[GIVEN PASSAGE Boundary: Start]

Studio album by The Bundles
- Released: March 9, 2010
- Recorded: February 2009, Dub Narcotic Studios, Olympia, WA
- Genre: Anti-folk
- Length: 38:14
- Label: K Records

= The Bundles (album) =

The Bundles is the only studio album by the supergroup of the same name, released on March 9, 2010 on K Records.

==Background and recording==
Fellow anti-folk artists Jeffrey Lewis and Kimya Dawson first met in 2001, and created their first five songs that year. Lewis' brother, Jack, Washington-based musician Karl Blau and drummer Anders Griffen soon joined them in the songwriting and recording process. Half of the songs on The Bundles were previously released on the Lewis-Dawson collaboration "AFNY Collaborations Volume I" in 2002, but the versions on that album differed significantly from those on The Bundles because on the latter record, unlike on the former, they were recorded with The Bundles' new band.

[GIVEN PASSAGE Boundary: End]

● **WORK TO COMPLETE**
1: In the article about The Bundles album, in what year did Jeffrey Lewis and Kimya Dawson first meet?
2: Continue the article about The Bundles album from its final sentence.

[SUPPLIED INFORMATION Boundary: Start]

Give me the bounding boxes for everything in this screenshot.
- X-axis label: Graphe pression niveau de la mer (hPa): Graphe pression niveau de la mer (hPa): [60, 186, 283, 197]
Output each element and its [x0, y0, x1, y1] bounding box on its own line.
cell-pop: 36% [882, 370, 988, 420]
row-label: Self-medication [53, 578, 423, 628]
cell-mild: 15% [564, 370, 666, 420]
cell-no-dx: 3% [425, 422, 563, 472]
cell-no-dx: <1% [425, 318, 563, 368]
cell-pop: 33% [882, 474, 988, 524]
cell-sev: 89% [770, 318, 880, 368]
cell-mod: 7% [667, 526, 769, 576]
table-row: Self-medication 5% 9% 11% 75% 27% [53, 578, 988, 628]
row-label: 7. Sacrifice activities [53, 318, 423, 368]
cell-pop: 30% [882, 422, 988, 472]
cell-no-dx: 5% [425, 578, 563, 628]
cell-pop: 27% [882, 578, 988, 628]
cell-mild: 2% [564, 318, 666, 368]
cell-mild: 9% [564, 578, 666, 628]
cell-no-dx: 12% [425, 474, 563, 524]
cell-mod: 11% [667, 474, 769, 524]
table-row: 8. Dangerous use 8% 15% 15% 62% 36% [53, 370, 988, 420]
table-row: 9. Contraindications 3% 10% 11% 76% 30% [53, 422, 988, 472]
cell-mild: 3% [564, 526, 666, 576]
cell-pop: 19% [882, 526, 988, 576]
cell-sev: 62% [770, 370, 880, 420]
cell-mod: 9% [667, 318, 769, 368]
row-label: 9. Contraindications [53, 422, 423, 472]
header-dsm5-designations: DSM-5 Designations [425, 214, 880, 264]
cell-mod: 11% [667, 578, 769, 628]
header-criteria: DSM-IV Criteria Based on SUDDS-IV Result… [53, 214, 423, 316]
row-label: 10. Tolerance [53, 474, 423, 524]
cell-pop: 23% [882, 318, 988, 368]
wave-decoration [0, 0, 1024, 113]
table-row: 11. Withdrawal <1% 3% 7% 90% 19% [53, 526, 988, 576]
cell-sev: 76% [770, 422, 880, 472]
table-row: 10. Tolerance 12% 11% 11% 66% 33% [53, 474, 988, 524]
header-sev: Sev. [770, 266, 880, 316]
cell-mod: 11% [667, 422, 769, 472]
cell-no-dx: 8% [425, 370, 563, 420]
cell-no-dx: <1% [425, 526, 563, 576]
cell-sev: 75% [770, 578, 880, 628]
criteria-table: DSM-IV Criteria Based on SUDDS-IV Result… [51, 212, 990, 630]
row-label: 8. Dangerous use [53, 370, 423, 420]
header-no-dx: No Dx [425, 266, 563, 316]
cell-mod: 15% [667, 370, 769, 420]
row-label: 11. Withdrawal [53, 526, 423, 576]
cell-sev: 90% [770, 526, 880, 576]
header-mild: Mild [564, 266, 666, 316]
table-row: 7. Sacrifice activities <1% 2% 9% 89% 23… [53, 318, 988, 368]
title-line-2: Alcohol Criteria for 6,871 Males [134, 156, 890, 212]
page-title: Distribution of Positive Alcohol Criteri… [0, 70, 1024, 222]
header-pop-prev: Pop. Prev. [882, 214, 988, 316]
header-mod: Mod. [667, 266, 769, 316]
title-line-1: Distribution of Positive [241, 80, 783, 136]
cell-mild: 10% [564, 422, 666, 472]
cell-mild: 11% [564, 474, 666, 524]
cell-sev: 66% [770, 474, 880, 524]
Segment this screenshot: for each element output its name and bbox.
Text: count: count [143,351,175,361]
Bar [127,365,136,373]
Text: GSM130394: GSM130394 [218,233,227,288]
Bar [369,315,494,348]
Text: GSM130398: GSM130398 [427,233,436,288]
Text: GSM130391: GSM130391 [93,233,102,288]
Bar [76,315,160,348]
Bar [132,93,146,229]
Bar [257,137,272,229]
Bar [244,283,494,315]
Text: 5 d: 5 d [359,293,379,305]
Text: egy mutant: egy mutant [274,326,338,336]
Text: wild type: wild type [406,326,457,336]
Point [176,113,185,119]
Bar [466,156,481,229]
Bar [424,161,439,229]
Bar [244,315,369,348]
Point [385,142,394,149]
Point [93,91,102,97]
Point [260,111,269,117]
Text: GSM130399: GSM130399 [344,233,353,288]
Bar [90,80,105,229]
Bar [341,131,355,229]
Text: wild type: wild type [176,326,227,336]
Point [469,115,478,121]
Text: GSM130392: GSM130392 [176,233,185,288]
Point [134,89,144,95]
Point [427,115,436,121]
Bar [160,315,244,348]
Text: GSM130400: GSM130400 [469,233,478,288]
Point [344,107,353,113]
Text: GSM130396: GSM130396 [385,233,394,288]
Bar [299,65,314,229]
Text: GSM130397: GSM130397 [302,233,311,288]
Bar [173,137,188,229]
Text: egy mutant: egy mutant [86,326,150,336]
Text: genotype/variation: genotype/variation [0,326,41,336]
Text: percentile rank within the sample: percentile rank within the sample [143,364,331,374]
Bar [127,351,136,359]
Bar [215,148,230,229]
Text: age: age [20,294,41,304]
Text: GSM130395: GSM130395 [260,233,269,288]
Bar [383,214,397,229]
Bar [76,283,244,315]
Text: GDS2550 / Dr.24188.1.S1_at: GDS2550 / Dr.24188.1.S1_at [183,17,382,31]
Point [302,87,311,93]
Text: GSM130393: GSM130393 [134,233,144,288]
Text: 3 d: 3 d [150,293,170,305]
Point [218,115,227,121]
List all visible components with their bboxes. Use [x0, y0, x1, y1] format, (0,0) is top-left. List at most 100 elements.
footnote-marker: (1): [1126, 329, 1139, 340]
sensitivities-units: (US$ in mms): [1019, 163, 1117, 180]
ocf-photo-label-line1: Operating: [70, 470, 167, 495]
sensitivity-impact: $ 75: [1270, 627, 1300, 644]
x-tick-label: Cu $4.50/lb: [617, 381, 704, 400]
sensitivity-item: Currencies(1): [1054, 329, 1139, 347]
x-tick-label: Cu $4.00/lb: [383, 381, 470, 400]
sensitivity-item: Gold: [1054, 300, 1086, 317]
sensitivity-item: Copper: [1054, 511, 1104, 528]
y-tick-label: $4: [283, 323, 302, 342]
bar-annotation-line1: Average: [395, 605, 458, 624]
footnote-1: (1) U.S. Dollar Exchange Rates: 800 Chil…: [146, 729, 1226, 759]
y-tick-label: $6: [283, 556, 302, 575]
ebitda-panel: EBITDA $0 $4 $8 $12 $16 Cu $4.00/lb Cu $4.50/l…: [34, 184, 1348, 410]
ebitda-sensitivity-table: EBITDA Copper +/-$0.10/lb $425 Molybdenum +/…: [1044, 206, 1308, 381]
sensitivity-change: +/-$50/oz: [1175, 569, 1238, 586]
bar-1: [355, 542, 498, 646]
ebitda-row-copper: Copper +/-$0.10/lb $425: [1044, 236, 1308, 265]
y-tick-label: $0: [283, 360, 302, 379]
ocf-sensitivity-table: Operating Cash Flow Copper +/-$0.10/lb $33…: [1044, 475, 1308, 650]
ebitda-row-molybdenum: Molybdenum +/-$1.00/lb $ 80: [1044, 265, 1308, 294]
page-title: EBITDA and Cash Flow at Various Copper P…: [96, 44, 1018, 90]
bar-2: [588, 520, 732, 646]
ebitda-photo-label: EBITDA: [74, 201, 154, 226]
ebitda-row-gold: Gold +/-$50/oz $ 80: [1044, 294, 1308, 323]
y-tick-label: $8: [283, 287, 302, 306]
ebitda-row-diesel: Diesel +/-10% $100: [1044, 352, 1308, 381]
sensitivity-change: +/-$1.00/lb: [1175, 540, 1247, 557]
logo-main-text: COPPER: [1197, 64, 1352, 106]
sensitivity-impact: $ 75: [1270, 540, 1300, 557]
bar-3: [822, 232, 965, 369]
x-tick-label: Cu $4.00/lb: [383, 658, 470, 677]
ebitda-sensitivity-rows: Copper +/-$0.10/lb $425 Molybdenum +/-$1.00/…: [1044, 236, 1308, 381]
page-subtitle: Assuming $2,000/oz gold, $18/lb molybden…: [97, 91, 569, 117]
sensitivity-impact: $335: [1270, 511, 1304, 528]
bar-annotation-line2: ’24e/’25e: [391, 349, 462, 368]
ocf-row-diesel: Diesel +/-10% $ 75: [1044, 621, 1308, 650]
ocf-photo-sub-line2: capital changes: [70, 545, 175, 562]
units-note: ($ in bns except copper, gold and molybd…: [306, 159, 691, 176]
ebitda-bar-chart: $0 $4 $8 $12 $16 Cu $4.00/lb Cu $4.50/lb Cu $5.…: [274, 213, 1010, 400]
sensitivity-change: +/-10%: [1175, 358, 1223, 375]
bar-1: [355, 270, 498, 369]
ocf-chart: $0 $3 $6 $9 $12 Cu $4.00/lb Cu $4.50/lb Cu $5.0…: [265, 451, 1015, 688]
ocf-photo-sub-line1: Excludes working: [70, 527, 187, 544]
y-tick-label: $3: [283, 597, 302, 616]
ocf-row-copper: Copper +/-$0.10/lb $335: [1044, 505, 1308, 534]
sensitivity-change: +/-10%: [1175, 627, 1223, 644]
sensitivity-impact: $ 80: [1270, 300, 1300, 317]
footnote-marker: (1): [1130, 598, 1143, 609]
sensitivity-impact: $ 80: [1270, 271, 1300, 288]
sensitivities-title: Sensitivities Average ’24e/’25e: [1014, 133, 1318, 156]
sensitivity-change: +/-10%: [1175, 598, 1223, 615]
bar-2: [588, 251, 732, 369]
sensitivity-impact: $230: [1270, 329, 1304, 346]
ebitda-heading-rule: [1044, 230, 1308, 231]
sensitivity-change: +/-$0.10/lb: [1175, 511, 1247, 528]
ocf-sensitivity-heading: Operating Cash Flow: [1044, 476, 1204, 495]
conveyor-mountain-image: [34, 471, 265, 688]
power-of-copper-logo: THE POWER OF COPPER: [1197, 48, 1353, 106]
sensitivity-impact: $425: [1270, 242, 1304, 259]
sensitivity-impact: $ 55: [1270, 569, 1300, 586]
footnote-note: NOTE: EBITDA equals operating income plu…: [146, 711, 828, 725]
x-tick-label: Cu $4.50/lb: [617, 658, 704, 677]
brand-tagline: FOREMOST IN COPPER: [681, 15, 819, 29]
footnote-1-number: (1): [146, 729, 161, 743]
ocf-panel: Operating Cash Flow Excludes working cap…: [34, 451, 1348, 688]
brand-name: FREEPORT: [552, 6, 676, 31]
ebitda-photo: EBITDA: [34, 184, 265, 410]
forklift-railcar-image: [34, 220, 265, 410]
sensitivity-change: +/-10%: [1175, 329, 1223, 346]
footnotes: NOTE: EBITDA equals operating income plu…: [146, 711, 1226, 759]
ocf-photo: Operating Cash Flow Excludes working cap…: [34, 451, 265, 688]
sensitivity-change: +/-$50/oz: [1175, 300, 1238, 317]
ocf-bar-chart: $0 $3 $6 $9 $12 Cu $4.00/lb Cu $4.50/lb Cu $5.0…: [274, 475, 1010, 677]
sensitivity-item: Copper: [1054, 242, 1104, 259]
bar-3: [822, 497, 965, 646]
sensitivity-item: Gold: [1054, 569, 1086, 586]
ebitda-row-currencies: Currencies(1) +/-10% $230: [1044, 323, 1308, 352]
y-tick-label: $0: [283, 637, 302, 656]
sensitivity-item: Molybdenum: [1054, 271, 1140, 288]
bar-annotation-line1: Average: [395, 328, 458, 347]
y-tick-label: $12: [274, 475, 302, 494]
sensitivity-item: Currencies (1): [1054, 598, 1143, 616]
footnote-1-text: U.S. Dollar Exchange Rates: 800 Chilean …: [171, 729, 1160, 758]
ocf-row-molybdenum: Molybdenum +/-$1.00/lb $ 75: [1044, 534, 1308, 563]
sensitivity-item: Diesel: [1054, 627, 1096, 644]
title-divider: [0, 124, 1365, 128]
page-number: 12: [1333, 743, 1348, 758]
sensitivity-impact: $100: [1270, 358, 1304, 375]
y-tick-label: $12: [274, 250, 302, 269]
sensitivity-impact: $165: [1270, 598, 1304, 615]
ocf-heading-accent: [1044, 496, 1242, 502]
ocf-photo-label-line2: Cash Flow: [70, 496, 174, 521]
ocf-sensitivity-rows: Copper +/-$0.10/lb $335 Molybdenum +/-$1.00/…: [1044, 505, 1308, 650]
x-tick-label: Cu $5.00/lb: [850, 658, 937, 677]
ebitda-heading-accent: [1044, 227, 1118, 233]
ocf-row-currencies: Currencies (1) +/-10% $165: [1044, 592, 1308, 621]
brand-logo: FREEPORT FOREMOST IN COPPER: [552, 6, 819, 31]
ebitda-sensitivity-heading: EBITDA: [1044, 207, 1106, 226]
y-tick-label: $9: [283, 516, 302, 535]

[SUPPLIED INFORMATION Boundary: End]

● **OUTPUTS BY TASK**
1: 2001

2:
==Reception==

The album received mixed reviews from critics; with aggregator site Metacritic giving it a score of 58%, indicating "mixed or average reviews". Negative reviews included one written for Allmusic by K. Ross Hoffman, who awarded the album just two (out of five) stars and concluded that "...these Bundles may be best left unwrapped." Among the most positive reviews was Robert Christgau's, in which he gave the album an A− and wrote that "...this is where Jeffrey Lewis replaces Adam Green in the Moldy Peaches...," while Jude Rogers gave the album a lukewarm review, writing that "these songs sound meatier than the members’ previous efforts" but also concluding that "it's a shame that this album’s playfulness very often comes across, as pretentiousness." The album was also praised by the Independents Simmy Richman, who described its songs as "utterly charming and fall[ing on] just the right side of twee - think late-period Velvet Underground if Moe Tucker had had equal billing to Lou Reed." A more moderate review came from Drowned in Sound's Mark Ward, who wrote that "...if you love Dawson or Lewis, you’re likely to love The Bundles, although you’re unlikely to be surprised by the contents of their debut album."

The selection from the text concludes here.